Give every line below again, exactly.

━━━━━━━━━━━━━━━━━━━━

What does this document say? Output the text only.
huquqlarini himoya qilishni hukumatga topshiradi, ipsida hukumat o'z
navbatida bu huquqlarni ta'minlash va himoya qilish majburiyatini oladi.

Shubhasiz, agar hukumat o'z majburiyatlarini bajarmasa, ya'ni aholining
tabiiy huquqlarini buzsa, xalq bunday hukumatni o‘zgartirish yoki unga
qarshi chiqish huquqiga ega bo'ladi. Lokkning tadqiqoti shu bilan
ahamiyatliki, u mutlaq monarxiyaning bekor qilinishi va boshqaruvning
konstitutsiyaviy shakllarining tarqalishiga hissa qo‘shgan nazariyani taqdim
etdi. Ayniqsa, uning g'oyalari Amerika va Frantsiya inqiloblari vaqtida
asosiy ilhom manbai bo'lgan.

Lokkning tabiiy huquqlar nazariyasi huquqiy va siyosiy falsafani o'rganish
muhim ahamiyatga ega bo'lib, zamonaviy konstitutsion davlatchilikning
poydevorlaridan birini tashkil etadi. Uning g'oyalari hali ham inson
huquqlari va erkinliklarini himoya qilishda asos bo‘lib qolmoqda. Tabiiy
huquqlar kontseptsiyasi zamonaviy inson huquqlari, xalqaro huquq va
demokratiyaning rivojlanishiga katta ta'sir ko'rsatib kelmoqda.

━━━━━━━━━━━━━━━━━━━━

Answer to this exercise.
What does this document say? Output the text only.
huquqlarini himoya qilishni hukumatga topshiradi, ipsida hukumat o'z
navbatida bu huquqlarni ta'minlash va himoya qilish majburiyatini oladi.

Shubhasiz, agar hukumat o'z majburiyatlarini bajarmasa, ya'ni aholining
tabiiy huquqlarini buzsa, xalq bunday hukumatni o‘zgartirish yoki unga
qarshi chiqish huquqiga ega bo'ladi. Lokkning tadqiqoti shu bilan
ahamiyatliki, u mutlaq monarxiyaning bekor qilinishi va boshqaruvning
konstitutsiyaviy shakllarining tarqalishiga hissa qo‘shgan nazariyani taqdim
etdi. Ayniqsa, uning g'oyalari Amerika va Frantsiya inqiloblari vaqtida
asosiy ilhom manbai bo'lgan.

Lokkning tabiiy huquqlar nazariyasi huquqiy va siyosiy falsafani o'rganish
muhim ahamiyatga ega bo'lib, zamonaviy konstitutsion davlatchilikning
poydevorlaridan birini tashkil etadi. Uning g'oyalari hali ham inson
huquqlari va erkinliklarini himoya qilishda asos bo‘lib qolmoqda. Tabiiy
huquqlar kontseptsiyasi zamonaviy inson huquqlari, xalqaro huquq va
demokratiyaning rivojlanishiga katta ta'sir ko'rsatib kelmoqda.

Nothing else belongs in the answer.